■ Records that describe figures ■
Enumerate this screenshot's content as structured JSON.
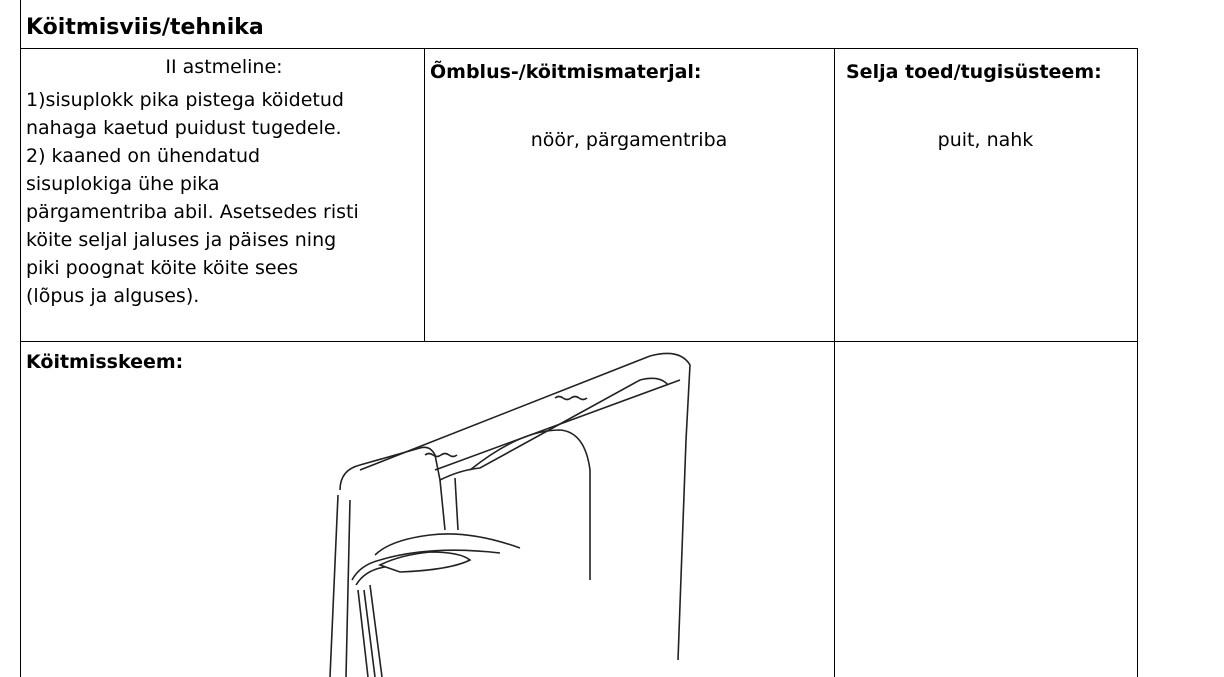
{
  "header": {
    "title": "Köitmisviis/tehnika"
  },
  "technique": {
    "heading": "II astmeline:",
    "lines": [
      "1)sisuplokk pika pistega köidetud",
      "nahaga kaetud puidust tugedele.",
      "2) kaaned on ühendatud",
      "sisuplokiga ühe pika",
      "pärgamentriba abil. Asetsedes risti",
      "köite seljal jaluses ja päises ning",
      "piki poognat köite köite sees",
      "(lõpus ja alguses)."
    ]
  },
  "material": {
    "label": "Õmblus-/köitmismaterjal:",
    "value": "nöör, pärgamentriba"
  },
  "support": {
    "label": "Selja toed/tugisüsteem:",
    "value": "puit, nahk"
  },
  "diagram": {
    "label": "Köitmisskeem:"
  }
}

■ PROBLEM ■
Among the entries above, how many lines include the word "pärgamentriba"? Reply with the number only.

■ RESULT OF THIS TASK ■
2